# [What the task asks]
Return each line that holds the word "late".

----- Data listing -----

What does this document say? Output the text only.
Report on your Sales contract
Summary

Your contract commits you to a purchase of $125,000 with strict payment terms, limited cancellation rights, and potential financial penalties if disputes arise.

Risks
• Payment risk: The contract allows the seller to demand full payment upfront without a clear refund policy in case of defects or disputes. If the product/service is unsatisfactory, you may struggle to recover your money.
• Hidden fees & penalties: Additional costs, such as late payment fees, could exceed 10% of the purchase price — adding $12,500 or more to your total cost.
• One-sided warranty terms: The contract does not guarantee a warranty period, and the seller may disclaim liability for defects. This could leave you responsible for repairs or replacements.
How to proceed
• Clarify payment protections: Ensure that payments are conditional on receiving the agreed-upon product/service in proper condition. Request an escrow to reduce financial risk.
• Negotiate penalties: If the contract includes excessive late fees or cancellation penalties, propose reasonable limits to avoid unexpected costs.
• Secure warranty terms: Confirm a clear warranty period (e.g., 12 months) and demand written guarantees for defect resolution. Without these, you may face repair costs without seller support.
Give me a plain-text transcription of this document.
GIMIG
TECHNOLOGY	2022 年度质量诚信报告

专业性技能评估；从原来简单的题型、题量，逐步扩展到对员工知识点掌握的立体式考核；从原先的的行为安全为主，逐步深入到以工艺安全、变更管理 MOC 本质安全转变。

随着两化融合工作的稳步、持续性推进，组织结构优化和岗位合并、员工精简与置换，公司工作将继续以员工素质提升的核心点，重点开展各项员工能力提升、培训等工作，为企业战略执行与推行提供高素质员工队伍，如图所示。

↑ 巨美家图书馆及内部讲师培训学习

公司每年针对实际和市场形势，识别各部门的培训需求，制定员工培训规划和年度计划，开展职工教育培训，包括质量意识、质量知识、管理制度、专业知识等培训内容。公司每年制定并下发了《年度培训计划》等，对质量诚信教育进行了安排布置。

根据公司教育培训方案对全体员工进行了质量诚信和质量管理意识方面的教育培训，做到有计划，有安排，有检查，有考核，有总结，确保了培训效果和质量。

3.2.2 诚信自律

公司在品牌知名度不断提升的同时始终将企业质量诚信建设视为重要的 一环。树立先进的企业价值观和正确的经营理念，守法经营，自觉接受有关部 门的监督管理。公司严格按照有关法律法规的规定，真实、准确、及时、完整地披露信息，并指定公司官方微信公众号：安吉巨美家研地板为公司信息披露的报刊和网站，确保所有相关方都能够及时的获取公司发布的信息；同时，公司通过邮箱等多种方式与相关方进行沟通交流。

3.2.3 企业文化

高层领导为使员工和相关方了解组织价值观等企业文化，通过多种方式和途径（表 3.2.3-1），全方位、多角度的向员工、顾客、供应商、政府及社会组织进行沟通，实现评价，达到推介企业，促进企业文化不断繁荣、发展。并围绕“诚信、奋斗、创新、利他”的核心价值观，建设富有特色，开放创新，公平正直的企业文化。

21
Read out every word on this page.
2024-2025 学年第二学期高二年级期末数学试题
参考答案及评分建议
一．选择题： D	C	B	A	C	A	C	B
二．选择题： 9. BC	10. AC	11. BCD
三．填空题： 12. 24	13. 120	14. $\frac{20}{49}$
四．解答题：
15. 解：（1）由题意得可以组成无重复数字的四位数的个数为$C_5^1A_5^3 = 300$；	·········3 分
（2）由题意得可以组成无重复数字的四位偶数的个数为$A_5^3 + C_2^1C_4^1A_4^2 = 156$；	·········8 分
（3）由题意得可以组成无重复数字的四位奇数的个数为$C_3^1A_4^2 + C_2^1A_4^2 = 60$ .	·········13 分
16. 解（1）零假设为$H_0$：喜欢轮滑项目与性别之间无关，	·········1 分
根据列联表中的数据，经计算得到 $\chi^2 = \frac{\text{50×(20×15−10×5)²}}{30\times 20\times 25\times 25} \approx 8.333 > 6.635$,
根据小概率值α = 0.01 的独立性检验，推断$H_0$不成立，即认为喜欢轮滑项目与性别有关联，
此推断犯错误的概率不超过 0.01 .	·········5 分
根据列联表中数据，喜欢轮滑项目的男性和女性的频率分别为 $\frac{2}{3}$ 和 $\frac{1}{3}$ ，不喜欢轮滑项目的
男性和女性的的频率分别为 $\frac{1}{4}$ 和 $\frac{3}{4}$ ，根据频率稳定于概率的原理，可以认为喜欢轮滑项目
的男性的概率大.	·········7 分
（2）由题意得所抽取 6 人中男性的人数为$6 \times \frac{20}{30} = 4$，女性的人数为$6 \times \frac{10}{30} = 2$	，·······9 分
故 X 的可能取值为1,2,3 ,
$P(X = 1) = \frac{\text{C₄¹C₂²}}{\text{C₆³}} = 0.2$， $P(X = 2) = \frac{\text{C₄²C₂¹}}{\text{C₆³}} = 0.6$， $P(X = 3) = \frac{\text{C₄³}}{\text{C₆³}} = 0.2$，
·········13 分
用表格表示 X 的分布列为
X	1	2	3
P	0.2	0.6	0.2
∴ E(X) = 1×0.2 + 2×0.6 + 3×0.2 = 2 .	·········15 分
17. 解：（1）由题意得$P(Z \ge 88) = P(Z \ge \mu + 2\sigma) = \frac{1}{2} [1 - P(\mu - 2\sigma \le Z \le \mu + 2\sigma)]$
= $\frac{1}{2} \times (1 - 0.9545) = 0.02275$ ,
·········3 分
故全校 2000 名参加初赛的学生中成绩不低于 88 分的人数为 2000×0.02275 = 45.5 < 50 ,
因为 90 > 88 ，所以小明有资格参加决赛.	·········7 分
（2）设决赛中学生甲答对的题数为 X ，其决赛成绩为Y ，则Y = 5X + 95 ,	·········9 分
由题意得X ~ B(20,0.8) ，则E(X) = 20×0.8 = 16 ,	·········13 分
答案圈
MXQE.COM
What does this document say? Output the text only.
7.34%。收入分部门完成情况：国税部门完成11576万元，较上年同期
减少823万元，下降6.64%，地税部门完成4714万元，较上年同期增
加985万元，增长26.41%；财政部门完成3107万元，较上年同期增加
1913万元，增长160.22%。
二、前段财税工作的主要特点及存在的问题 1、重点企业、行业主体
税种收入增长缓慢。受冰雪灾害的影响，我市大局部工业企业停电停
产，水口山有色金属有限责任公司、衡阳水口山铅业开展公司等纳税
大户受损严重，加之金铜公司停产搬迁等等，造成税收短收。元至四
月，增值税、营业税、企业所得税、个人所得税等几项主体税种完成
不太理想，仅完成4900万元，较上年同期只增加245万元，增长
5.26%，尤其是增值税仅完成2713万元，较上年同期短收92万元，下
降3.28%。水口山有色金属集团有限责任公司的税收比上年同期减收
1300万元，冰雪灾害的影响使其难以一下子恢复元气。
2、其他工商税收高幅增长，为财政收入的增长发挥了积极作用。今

-----

# [Written solution]
• Hidden fees & penalties: Additional costs, such as late payment fees, could exceed 10% of the purchase price — adding $12,500 or more to your total cost.
• Negotiate penalties: If the contract includes excessive late fees or cancellation penalties, propose reasonable limits to avoid unexpected costs.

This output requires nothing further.